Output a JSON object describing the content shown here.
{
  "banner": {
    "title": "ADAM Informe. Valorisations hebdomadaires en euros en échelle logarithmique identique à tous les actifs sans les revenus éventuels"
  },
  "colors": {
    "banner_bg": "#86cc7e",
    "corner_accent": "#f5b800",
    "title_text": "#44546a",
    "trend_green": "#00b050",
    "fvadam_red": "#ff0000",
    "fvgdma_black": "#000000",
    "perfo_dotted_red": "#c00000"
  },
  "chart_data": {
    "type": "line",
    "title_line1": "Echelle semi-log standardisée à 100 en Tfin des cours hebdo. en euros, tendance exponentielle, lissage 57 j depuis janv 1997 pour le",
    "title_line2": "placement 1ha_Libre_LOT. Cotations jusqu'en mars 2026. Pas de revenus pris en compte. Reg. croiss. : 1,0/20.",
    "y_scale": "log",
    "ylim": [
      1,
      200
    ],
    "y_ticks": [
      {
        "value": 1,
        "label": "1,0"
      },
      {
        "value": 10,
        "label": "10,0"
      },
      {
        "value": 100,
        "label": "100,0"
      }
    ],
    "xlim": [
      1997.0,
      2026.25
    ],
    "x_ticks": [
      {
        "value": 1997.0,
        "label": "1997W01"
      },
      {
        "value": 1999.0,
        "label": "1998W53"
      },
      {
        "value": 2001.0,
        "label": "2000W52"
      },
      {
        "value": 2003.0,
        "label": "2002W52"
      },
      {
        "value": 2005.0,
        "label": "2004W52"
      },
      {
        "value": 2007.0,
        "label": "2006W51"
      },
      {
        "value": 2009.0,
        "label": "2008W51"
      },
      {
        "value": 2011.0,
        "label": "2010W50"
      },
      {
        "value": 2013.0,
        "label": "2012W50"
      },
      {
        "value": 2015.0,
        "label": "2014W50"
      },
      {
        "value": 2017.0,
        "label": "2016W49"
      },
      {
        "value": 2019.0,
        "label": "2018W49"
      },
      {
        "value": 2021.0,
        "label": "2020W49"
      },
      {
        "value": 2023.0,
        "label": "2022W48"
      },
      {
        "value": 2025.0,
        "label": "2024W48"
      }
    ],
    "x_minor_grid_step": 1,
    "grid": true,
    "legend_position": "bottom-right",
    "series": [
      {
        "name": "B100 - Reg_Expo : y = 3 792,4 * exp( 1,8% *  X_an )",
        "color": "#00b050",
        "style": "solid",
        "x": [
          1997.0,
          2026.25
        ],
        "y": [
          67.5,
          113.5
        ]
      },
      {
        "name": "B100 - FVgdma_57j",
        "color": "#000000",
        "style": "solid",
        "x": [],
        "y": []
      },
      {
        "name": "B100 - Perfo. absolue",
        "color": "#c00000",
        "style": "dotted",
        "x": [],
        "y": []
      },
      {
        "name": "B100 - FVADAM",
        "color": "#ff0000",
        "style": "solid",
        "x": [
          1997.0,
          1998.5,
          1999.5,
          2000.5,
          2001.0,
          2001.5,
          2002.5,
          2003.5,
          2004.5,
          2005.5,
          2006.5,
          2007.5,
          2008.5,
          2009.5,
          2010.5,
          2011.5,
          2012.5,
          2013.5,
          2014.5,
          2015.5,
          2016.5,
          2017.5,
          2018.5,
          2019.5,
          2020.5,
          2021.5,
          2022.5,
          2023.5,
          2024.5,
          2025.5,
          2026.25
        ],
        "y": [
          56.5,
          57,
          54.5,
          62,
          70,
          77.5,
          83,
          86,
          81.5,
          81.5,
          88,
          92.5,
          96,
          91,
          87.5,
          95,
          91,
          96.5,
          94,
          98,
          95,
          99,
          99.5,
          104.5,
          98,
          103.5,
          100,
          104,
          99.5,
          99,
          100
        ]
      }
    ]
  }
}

◆ ◆ ◆

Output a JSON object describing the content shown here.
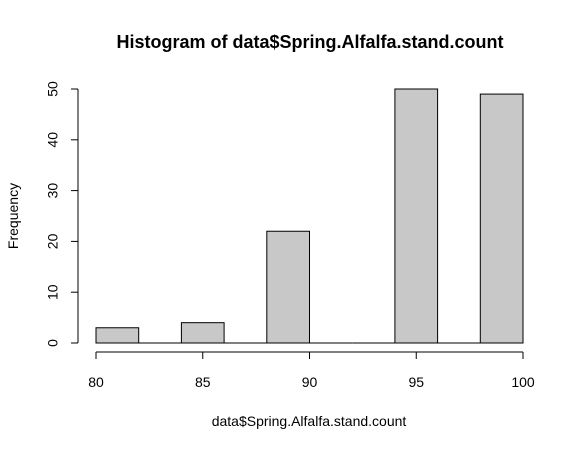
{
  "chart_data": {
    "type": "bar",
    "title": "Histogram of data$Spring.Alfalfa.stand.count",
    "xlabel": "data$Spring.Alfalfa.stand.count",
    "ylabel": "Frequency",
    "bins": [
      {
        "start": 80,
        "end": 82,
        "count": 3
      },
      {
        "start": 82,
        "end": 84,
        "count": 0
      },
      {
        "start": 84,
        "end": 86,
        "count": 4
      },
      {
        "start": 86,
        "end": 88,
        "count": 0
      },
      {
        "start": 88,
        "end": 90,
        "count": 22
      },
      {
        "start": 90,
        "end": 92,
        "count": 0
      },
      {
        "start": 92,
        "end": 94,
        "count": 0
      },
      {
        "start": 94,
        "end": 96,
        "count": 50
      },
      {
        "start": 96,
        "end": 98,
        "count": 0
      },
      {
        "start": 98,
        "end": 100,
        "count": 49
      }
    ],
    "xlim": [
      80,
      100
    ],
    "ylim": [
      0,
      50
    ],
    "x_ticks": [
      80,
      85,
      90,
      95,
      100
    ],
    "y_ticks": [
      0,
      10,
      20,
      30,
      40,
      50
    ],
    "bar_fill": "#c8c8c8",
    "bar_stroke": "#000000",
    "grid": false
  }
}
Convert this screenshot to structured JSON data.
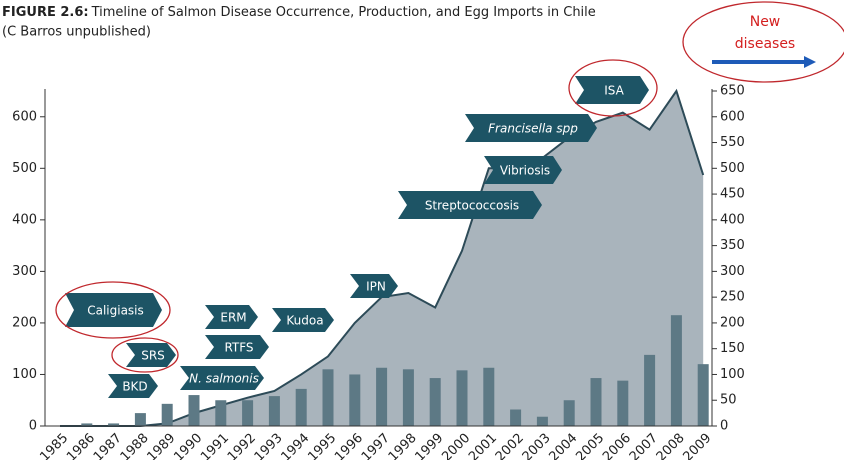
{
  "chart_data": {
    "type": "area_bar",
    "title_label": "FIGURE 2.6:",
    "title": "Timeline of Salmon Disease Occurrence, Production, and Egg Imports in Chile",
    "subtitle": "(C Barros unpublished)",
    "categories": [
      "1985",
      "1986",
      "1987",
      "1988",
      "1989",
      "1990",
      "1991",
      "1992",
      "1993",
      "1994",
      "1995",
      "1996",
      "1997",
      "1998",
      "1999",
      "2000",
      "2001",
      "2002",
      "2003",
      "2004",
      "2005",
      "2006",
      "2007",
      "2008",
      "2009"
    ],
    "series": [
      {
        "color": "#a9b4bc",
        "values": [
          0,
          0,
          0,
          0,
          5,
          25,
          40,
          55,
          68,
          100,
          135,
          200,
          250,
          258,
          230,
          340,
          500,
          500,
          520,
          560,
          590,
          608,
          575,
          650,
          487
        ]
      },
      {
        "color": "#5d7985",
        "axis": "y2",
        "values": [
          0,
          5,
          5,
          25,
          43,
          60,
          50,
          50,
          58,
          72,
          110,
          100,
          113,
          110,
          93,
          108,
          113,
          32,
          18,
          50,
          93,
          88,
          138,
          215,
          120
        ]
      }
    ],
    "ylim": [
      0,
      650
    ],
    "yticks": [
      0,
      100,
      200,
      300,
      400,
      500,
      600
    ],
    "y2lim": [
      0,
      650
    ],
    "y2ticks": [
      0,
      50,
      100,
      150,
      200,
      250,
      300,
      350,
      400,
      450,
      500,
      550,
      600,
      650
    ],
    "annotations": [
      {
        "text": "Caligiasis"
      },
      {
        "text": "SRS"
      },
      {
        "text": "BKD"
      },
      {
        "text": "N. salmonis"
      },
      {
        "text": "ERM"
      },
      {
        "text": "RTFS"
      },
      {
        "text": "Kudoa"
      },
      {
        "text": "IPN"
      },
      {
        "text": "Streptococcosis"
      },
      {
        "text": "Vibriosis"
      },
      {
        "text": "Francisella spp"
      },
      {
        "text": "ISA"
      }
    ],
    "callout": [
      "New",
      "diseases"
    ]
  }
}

◆ ◆ ◆

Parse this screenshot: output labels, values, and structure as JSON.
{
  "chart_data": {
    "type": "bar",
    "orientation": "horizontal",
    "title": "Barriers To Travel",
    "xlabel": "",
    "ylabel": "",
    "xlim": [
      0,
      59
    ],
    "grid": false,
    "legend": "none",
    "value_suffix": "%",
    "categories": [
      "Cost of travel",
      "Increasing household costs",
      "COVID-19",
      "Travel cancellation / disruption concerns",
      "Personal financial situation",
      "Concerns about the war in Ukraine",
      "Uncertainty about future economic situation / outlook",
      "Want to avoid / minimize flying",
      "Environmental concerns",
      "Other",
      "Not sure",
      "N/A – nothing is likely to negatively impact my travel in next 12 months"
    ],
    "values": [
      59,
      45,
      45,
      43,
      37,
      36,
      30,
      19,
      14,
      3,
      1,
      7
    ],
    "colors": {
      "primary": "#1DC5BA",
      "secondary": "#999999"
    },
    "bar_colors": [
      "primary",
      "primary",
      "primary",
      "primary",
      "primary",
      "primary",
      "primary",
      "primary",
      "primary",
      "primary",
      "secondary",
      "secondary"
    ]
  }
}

◆ ◆ ◆

Exercise details: In the entries above, count each line holding "name" and report the total and nothing more.

Exercise answer: 4